What you are asked to do ▸
Copy each line that contains the string "青年文明号".
------------------------------------
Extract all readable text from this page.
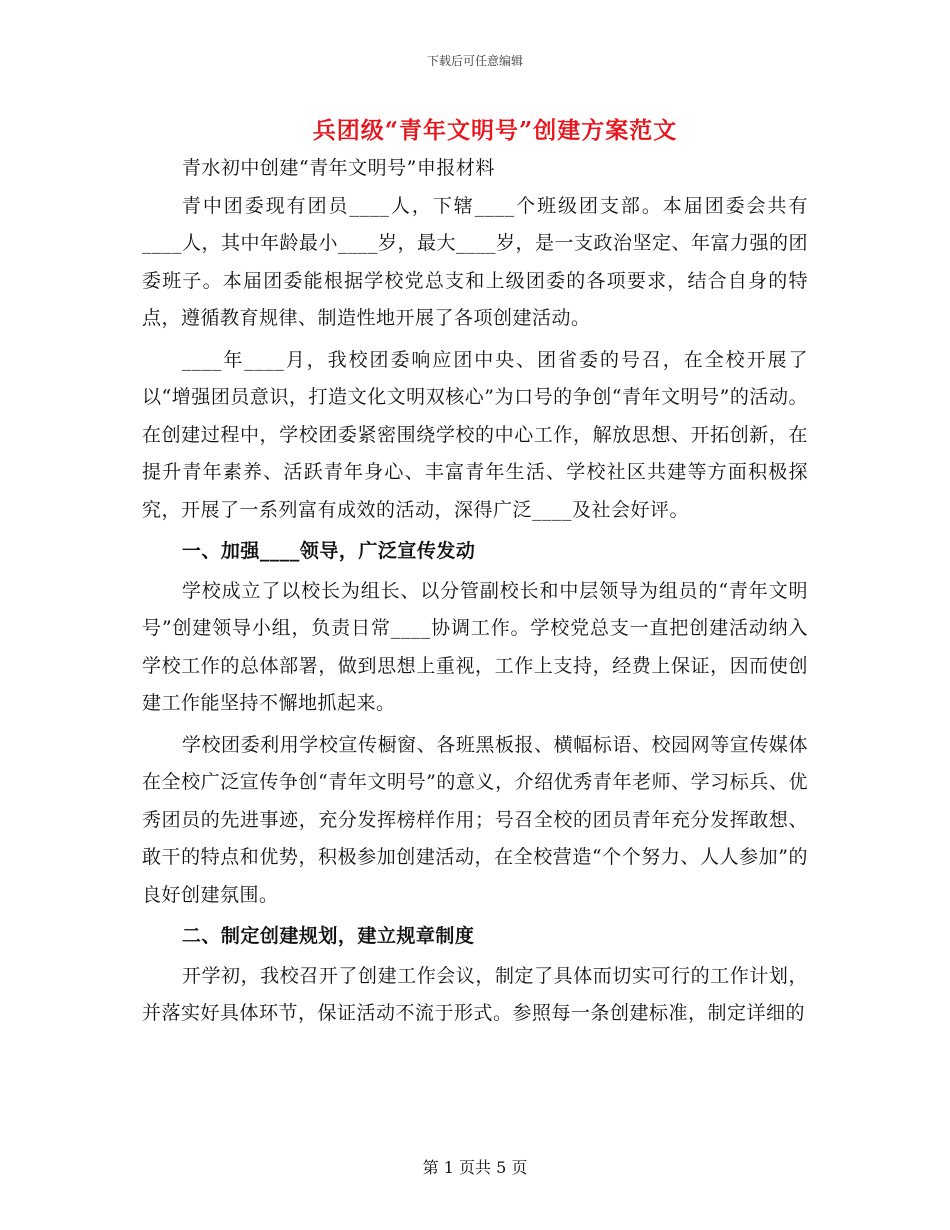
下载后可任意编辑
兵团级“青年文明号”创建方案范文

青水初中创建“青年文明号”申报材料

青中团委现有团员____人，下辖____个班级团支部。本届团委会共有____人，其中年龄最小____岁，最大____岁，是一支政治坚定、年富力强的团委班子。本届团委能根据学校党总支和上级团委的各项要求，结合自身的特点，遵循教育规律、制造性地开展了各项创建活动。

____年____月，我校团委响应团中央、团省委的号召，在全校开展了以“增强团员意识，打造文化文明双核心”为口号的争创“青年文明号”的活动。在创建过程中，学校团委紧密围绕学校的中心工作，解放思想、开拓创新，在提升青年素养、活跃青年身心、丰富青年生活、学校社区共建等方面积极探究，开展了一系列富有成效的活动，深得广泛____及社会好评。

一、加强____领导，广泛宣传发动

学校成立了以校长为组长、以分管副校长和中层领导为组员的“青年文明号”创建领导小组，负责日常____协调工作。学校党总支一直把创建活动纳入学校工作的总体部署，做到思想上重视，工作上支持，经费上保证，因而使创建工作能坚持不懈地抓起来。

学校团委利用学校宣传橱窗、各班黑板报、横幅标语、校园网等宣传媒体在全校广泛宣传争创“青年文明号”的意义，介绍优秀青年老师、学习标兵、优秀团员的先进事迹，充分发挥榜样作用；号召全校的团员青年充分发挥敢想、敢干的特点和优势，积极参加创建活动，在全校营造“个个努力、人人参加”的良好创建氛围。

二、制定创建规划，建立规章制度

开学初，我校召开了创建工作会议，制定了具体而切实可行的工作计划，并落实好具体环节，保证活动不流于形式。参照每一条创建标准，制定详细的

第 1 页共 5 页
------------------------------------
Correct result ▸
兵团级“青年文明号”创建方案范文
青水初中创建“青年文明号”申报材料
____年____月，我校团委响应团中央、团省委的号召，在全校开展了以“增强团员意识，打造文化文明双核心”为口号的争创“青年文明号”的活动。在创建过程中，学校团委紧密围绕学校的中心工作，解放思想、开拓创新，在提升青年素养、活跃青年身心、丰富青年生活、学校社区共建等方面积极探究，开展了一系列富有成效的活动，深得广泛____及社会好评。
学校成立了以校长为组长、以分管副校长和中层领导为组员的“青年文明号”创建领导小组，负责日常____协调工作。学校党总支一直把创建活动纳入学校工作的总体部署，做到思想上重视，工作上支持，经费上保证，因而使创建工作能坚持不懈地抓起来。
学校团委利用学校宣传橱窗、各班黑板报、横幅标语、校园网等宣传媒体在全校广泛宣传争创“青年文明号”的意义，介绍优秀青年老师、学习标兵、优秀团员的先进事迹，充分发挥榜样作用；号召全校的团员青年充分发挥敢想、敢干的特点和优势，积极参加创建活动，在全校营造“个个努力、人人参加”的良好创建氛围。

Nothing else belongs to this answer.